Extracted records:
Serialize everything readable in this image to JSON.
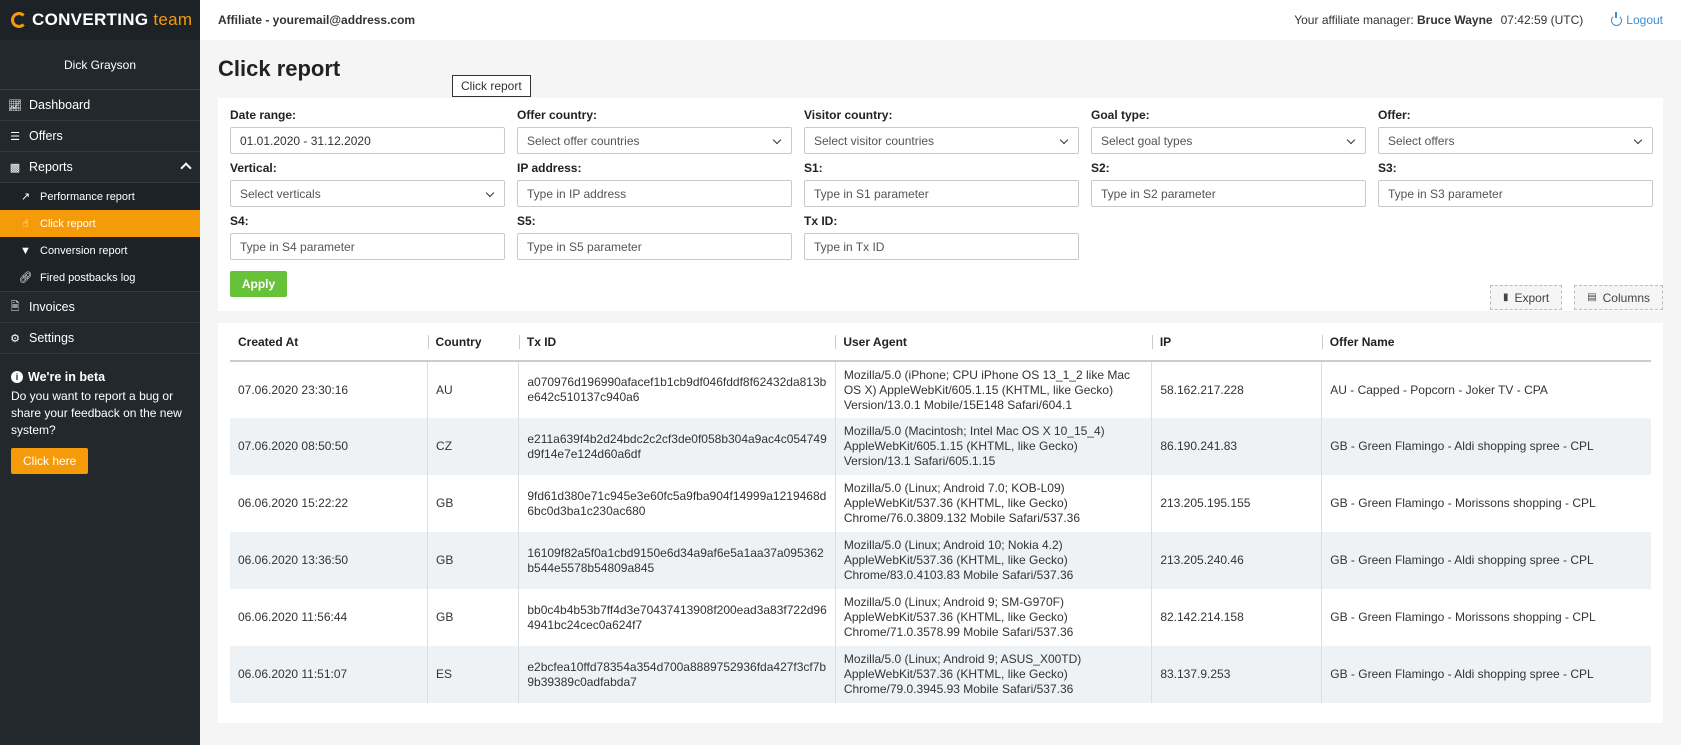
{
  "sidebar": {
    "logo_main": "CONVERTING",
    "logo_accent": "team",
    "user_name": "Dick Grayson",
    "nav": {
      "dashboard": "Dashboard",
      "offers": "Offers",
      "reports": "Reports",
      "invoices": "Invoices",
      "settings": "Settings"
    },
    "reports_sub": {
      "performance": "Performance report",
      "click": "Click report",
      "conversion": "Conversion report",
      "postbacks": "Fired postbacks log"
    },
    "beta": {
      "title": "We're in beta",
      "text": "Do you want to report a bug or share your feedback on the new system?",
      "button": "Click here"
    }
  },
  "topbar": {
    "affiliate": "Affiliate - youremail@address.com",
    "manager_label": "Your affiliate manager:",
    "manager_name": "Bruce Wayne",
    "time": "07:42:59 (UTC)",
    "logout": "Logout"
  },
  "page": {
    "title": "Click report",
    "tooltip": "Click report"
  },
  "filters": {
    "date_range": {
      "label": "Date range:",
      "value": "01.01.2020 - 31.12.2020"
    },
    "offer_country": {
      "label": "Offer country:",
      "placeholder": "Select offer countries"
    },
    "visitor_country": {
      "label": "Visitor country:",
      "placeholder": "Select visitor countries"
    },
    "goal_type": {
      "label": "Goal type:",
      "placeholder": "Select goal types"
    },
    "offer": {
      "label": "Offer:",
      "placeholder": "Select offers"
    },
    "vertical": {
      "label": "Vertical:",
      "placeholder": "Select verticals"
    },
    "ip": {
      "label": "IP address:",
      "placeholder": "Type in IP address"
    },
    "s1": {
      "label": "S1:",
      "placeholder": "Type in S1 parameter"
    },
    "s2": {
      "label": "S2:",
      "placeholder": "Type in S2 parameter"
    },
    "s3": {
      "label": "S3:",
      "placeholder": "Type in S3 parameter"
    },
    "s4": {
      "label": "S4:",
      "placeholder": "Type in S4 parameter"
    },
    "s5": {
      "label": "S5:",
      "placeholder": "Type in S5 parameter"
    },
    "txid": {
      "label": "Tx ID:",
      "placeholder": "Type in Tx ID"
    },
    "apply": "Apply"
  },
  "tools": {
    "export": "Export",
    "columns": "Columns"
  },
  "table": {
    "headers": [
      "Created At",
      "Country",
      "Tx ID",
      "User Agent",
      "IP",
      "Offer Name"
    ],
    "rows": [
      [
        "07.06.2020 23:30:16",
        "AU",
        "a070976d196990afacef1b1cb9df046fddf8f62432da813be642c510137c940a6",
        "Mozilla/5.0 (iPhone; CPU iPhone OS 13_1_2 like Mac OS X) AppleWebKit/605.1.15 (KHTML, like Gecko) Version/13.0.1 Mobile/15E148 Safari/604.1",
        "58.162.217.228",
        "AU - Capped - Popcorn - Joker TV - CPA"
      ],
      [
        "07.06.2020 08:50:50",
        "CZ",
        "e211a639f4b2d24bdc2c2cf3de0f058b304a9ac4c054749d9f14e7e124d60a6df",
        "Mozilla/5.0 (Macintosh; Intel Mac OS X 10_15_4) AppleWebKit/605.1.15 (KHTML, like Gecko) Version/13.1 Safari/605.1.15",
        "86.190.241.83",
        "GB - Green Flamingo - Aldi shopping spree - CPL"
      ],
      [
        "06.06.2020 15:22:22",
        "GB",
        "9fd61d380e71c945e3e60fc5a9fba904f14999a1219468d6bc0d3ba1c230ac680",
        "Mozilla/5.0 (Linux; Android 7.0; KOB-L09) AppleWebKit/537.36 (KHTML, like Gecko) Chrome/76.0.3809.132 Mobile Safari/537.36",
        "213.205.195.155",
        "GB - Green Flamingo - Morissons shopping - CPL"
      ],
      [
        "06.06.2020 13:36:50",
        "GB",
        "16109f82a5f0a1cbd9150e6d34a9af6e5a1aa37a095362b544e5578b54809a845",
        "Mozilla/5.0 (Linux; Android 10; Nokia 4.2) AppleWebKit/537.36 (KHTML, like Gecko) Chrome/83.0.4103.83 Mobile Safari/537.36",
        "213.205.240.46",
        "GB - Green Flamingo - Aldi shopping spree - CPL"
      ],
      [
        "06.06.2020 11:56:44",
        "GB",
        "bb0c4b4b53b7ff4d3e70437413908f200ead3a83f722d964941bc24cec0a624f7",
        "Mozilla/5.0 (Linux; Android 9; SM-G970F) AppleWebKit/537.36 (KHTML, like Gecko) Chrome/71.0.3578.99 Mobile Safari/537.36",
        "82.142.214.158",
        "GB - Green Flamingo - Morissons shopping - CPL"
      ],
      [
        "06.06.2020 11:51:07",
        "ES",
        "e2bcfea10ffd78354a354d700a8889752936fda427f3cf7b9b39389c0adfabda7",
        "Mozilla/5.0 (Linux; Android 9; ASUS_X00TD) AppleWebKit/537.36 (KHTML, like Gecko) Chrome/79.0.3945.93 Mobile Safari/537.36",
        "83.137.9.253",
        "GB - Green Flamingo - Aldi shopping spree - CPL"
      ]
    ]
  }
}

Short problem => Scan the records above for the string "address", then select every line that holds it.

Final result =>
    "affiliate": "Affiliate - youremail@address.com",
      "label": "IP address:",
      "placeholder": "Type in IP address"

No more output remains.